Problem requirements ▸ Skip any picture you find and retype all the remaining lines exactly.

Records ▸
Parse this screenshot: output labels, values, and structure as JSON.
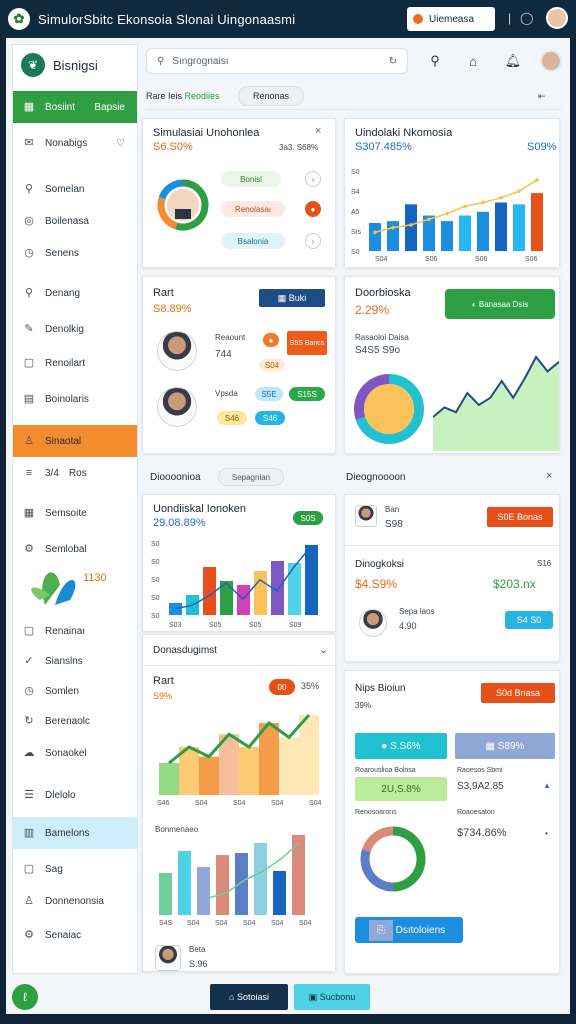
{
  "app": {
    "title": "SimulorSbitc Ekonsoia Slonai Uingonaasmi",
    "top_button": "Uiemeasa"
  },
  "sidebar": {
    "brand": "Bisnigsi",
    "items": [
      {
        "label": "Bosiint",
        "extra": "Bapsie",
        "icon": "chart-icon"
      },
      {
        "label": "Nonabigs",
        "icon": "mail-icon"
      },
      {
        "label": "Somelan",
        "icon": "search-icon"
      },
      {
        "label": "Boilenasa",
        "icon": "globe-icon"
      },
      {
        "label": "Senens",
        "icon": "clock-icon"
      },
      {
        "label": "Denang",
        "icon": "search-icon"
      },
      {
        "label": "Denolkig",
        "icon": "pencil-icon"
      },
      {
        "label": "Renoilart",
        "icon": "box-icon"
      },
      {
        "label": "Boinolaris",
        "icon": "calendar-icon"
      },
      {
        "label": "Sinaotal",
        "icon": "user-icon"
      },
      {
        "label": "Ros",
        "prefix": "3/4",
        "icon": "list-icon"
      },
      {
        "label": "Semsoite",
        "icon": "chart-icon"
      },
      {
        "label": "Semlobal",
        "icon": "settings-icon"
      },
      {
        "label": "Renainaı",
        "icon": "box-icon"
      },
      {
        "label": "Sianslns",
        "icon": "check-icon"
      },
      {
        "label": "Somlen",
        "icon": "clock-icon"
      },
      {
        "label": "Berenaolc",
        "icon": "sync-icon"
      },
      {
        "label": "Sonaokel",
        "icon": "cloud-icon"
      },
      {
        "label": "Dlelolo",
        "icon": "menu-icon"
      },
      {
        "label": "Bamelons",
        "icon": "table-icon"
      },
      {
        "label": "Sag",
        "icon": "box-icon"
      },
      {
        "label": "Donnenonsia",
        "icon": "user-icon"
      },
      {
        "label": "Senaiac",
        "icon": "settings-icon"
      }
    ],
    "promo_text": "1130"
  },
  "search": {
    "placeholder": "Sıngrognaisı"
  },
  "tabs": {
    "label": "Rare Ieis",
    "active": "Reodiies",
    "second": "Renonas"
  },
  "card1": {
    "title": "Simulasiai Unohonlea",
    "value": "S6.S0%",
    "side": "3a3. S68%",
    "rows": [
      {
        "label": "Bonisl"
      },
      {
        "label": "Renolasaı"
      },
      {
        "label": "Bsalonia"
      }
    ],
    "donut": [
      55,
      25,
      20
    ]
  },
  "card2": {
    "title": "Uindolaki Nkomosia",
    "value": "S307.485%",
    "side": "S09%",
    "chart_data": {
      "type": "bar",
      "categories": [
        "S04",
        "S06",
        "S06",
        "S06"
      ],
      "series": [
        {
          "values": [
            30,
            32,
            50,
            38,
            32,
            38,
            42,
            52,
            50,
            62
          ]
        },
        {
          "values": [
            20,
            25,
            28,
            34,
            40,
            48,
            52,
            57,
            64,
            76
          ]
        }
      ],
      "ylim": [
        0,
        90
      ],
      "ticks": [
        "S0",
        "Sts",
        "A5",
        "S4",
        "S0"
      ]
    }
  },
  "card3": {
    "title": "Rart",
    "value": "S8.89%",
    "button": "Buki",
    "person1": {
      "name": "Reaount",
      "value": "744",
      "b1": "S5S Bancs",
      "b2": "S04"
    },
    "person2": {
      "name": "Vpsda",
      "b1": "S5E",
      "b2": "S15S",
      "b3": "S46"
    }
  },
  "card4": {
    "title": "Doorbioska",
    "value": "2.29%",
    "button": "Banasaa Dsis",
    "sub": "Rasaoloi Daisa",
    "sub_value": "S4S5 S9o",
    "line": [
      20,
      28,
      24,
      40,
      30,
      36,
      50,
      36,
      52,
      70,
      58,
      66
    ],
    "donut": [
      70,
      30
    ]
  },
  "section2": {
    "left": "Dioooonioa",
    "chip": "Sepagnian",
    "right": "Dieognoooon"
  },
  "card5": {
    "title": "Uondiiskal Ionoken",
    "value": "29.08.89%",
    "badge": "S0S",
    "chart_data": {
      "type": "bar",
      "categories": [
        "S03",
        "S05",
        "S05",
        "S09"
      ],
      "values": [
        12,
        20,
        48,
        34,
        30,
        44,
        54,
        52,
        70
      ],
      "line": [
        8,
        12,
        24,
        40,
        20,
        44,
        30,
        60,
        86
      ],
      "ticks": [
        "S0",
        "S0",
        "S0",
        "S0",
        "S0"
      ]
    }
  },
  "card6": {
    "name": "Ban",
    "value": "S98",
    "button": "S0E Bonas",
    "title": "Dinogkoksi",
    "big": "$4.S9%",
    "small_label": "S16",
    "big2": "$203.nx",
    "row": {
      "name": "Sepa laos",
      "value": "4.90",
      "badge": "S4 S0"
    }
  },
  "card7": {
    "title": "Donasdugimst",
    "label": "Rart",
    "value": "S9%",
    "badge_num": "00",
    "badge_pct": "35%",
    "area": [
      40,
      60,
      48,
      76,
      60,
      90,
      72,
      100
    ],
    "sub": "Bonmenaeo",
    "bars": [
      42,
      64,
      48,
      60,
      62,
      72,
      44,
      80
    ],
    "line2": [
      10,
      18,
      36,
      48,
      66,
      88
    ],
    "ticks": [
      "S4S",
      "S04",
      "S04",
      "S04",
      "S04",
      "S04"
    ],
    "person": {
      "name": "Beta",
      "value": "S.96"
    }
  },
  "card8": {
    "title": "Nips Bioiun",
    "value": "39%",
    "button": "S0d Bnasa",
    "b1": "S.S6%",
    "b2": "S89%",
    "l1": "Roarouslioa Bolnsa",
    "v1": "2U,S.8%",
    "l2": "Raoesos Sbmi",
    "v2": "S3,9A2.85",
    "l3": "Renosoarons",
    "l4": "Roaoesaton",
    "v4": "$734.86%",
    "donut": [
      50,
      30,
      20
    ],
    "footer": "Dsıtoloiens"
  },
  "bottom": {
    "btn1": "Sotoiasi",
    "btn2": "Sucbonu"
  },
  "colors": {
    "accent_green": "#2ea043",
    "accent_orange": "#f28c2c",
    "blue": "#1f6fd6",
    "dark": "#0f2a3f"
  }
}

Response below ▸
Parse this screenshot: output labels, values, and structure as JSON.
{
  "app": {
    "title": "SimulorSbitc Ekonsoia Slonai Uingonaasmi",
    "top_button": "Uiemeasa"
  },
  "sidebar": {
    "brand": "Bisnigsi",
    "items": [
      {
        "label": "Bosiint",
        "extra": "Bapsie",
        "icon": "chart-icon"
      },
      {
        "label": "Nonabigs",
        "icon": "mail-icon"
      },
      {
        "label": "Somelan",
        "icon": "search-icon"
      },
      {
        "label": "Boilenasa",
        "icon": "globe-icon"
      },
      {
        "label": "Senens",
        "icon": "clock-icon"
      },
      {
        "label": "Denang",
        "icon": "search-icon"
      },
      {
        "label": "Denolkig",
        "icon": "pencil-icon"
      },
      {
        "label": "Renoilart",
        "icon": "box-icon"
      },
      {
        "label": "Boinolaris",
        "icon": "calendar-icon"
      },
      {
        "label": "Sinaotal",
        "icon": "user-icon"
      },
      {
        "label": "Ros",
        "prefix": "3/4",
        "icon": "list-icon"
      },
      {
        "label": "Semsoite",
        "icon": "chart-icon"
      },
      {
        "label": "Semlobal",
        "icon": "settings-icon"
      },
      {
        "label": "Renainaı",
        "icon": "box-icon"
      },
      {
        "label": "Sianslns",
        "icon": "check-icon"
      },
      {
        "label": "Somlen",
        "icon": "clock-icon"
      },
      {
        "label": "Berenaolc",
        "icon": "sync-icon"
      },
      {
        "label": "Sonaokel",
        "icon": "cloud-icon"
      },
      {
        "label": "Dlelolo",
        "icon": "menu-icon"
      },
      {
        "label": "Bamelons",
        "icon": "table-icon"
      },
      {
        "label": "Sag",
        "icon": "box-icon"
      },
      {
        "label": "Donnenonsia",
        "icon": "user-icon"
      },
      {
        "label": "Senaiac",
        "icon": "settings-icon"
      }
    ],
    "promo_text": "1130"
  },
  "search": {
    "placeholder": "Sıngrognaisı"
  },
  "tabs": {
    "label": "Rare Ieis",
    "active": "Reodiies",
    "second": "Renonas"
  },
  "card1": {
    "title": "Simulasiai Unohonlea",
    "value": "S6.S0%",
    "side": "3a3. S68%",
    "rows": [
      {
        "label": "Bonisl"
      },
      {
        "label": "Renolasaı"
      },
      {
        "label": "Bsalonia"
      }
    ],
    "donut": [
      55,
      25,
      20
    ]
  },
  "card2": {
    "title": "Uindolaki Nkomosia",
    "value": "S307.485%",
    "side": "S09%",
    "chart_data": {
      "type": "bar",
      "categories": [
        "S04",
        "S06",
        "S06",
        "S06"
      ],
      "series": [
        {
          "values": [
            30,
            32,
            50,
            38,
            32,
            38,
            42,
            52,
            50,
            62
          ]
        },
        {
          "values": [
            20,
            25,
            28,
            34,
            40,
            48,
            52,
            57,
            64,
            76
          ]
        }
      ],
      "ylim": [
        0,
        90
      ],
      "ticks": [
        "S0",
        "Sts",
        "A5",
        "S4",
        "S0"
      ]
    }
  },
  "card3": {
    "title": "Rart",
    "value": "S8.89%",
    "button": "Buki",
    "person1": {
      "name": "Reaount",
      "value": "744",
      "b1": "S5S Bancs",
      "b2": "S04"
    },
    "person2": {
      "name": "Vpsda",
      "b1": "S5E",
      "b2": "S15S",
      "b3": "S46"
    }
  },
  "card4": {
    "title": "Doorbioska",
    "value": "2.29%",
    "button": "Banasaa Dsis",
    "sub": "Rasaoloi Daisa",
    "sub_value": "S4S5 S9o",
    "line": [
      20,
      28,
      24,
      40,
      30,
      36,
      50,
      36,
      52,
      70,
      58,
      66
    ],
    "donut": [
      70,
      30
    ]
  },
  "section2": {
    "left": "Dioooonioa",
    "chip": "Sepagnian",
    "right": "Dieognoooon"
  },
  "card5": {
    "title": "Uondiiskal Ionoken",
    "value": "29.08.89%",
    "badge": "S0S",
    "chart_data": {
      "type": "bar",
      "categories": [
        "S03",
        "S05",
        "S05",
        "S09"
      ],
      "values": [
        12,
        20,
        48,
        34,
        30,
        44,
        54,
        52,
        70
      ],
      "line": [
        8,
        12,
        24,
        40,
        20,
        44,
        30,
        60,
        86
      ],
      "ticks": [
        "S0",
        "S0",
        "S0",
        "S0",
        "S0"
      ]
    }
  },
  "card6": {
    "name": "Ban",
    "value": "S98",
    "button": "S0E Bonas",
    "title": "Dinogkoksi",
    "big": "$4.S9%",
    "small_label": "S16",
    "big2": "$203.nx",
    "row": {
      "name": "Sepa laos",
      "value": "4.90",
      "badge": "S4 S0"
    }
  },
  "card7": {
    "title": "Donasdugimst",
    "label": "Rart",
    "value": "S9%",
    "badge_num": "00",
    "badge_pct": "35%",
    "area": [
      40,
      60,
      48,
      76,
      60,
      90,
      72,
      100
    ],
    "sub": "Bonmenaeo",
    "bars": [
      42,
      64,
      48,
      60,
      62,
      72,
      44,
      80
    ],
    "line2": [
      10,
      18,
      36,
      48,
      66,
      88
    ],
    "ticks": [
      "S4S",
      "S04",
      "S04",
      "S04",
      "S04",
      "S04"
    ],
    "person": {
      "name": "Beta",
      "value": "S.96"
    }
  },
  "card8": {
    "title": "Nips Bioiun",
    "value": "39%",
    "button": "S0d Bnasa",
    "b1": "S.S6%",
    "b2": "S89%",
    "l1": "Roarouslioa Bolnsa",
    "v1": "2U,S.8%",
    "l2": "Raoesos Sbmi",
    "v2": "S3,9A2.85",
    "l3": "Renosoarons",
    "l4": "Roaoesaton",
    "v4": "$734.86%",
    "donut": [
      50,
      30,
      20
    ],
    "footer": "Dsıtoloiens"
  },
  "bottom": {
    "btn1": "Sotoiasi",
    "btn2": "Sucbonu"
  },
  "colors": {
    "accent_green": "#2ea043",
    "accent_orange": "#f28c2c",
    "blue": "#1f6fd6",
    "dark": "#0f2a3f"
  }
}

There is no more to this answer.